• _Extracted records_

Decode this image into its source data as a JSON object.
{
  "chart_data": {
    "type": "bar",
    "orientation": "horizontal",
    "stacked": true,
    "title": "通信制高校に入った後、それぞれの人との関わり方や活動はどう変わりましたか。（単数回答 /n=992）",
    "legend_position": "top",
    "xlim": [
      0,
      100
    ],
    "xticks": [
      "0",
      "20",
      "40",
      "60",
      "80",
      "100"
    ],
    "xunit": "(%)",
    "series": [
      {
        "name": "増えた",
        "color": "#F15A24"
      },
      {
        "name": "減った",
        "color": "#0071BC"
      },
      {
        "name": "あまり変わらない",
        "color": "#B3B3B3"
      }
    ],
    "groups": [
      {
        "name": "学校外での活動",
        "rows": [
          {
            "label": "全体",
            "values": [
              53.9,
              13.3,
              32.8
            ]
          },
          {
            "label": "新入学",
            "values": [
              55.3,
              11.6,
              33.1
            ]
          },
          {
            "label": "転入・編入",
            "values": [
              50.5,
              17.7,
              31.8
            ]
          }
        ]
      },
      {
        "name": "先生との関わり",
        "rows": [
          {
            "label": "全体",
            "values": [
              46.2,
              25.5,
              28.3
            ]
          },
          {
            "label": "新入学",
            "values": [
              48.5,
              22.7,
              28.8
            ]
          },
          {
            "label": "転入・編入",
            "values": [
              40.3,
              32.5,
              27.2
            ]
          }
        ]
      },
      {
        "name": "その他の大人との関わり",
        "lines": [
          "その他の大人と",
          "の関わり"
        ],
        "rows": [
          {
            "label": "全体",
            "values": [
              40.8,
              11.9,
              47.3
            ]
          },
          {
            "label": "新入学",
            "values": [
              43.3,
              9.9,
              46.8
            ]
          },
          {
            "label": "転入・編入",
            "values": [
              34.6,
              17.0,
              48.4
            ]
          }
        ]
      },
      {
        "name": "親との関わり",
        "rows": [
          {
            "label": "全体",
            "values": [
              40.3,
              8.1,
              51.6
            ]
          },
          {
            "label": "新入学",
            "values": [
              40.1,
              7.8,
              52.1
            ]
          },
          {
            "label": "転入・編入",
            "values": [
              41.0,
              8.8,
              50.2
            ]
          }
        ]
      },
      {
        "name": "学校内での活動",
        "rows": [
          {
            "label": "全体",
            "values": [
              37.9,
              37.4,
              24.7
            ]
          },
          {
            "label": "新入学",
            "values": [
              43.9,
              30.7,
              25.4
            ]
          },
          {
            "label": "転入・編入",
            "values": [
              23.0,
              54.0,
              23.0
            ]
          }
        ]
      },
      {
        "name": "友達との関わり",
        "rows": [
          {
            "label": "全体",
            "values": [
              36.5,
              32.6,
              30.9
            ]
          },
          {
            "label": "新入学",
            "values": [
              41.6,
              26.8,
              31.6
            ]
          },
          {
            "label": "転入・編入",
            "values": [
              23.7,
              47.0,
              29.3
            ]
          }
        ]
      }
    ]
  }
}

• _Work to complete_
Pick out each line above that includes "name" and show it.

• _Output of the task_
        "name": "増えた",
        "name": "減った",
        "name": "あまり変わらない",
        "name": "学校外での活動",
        "name": "先生との関わり",
        "name": "その他の大人との関わり",
        "name": "親との関わり",
        "name": "学校内での活動",
        "name": "友達との関わり",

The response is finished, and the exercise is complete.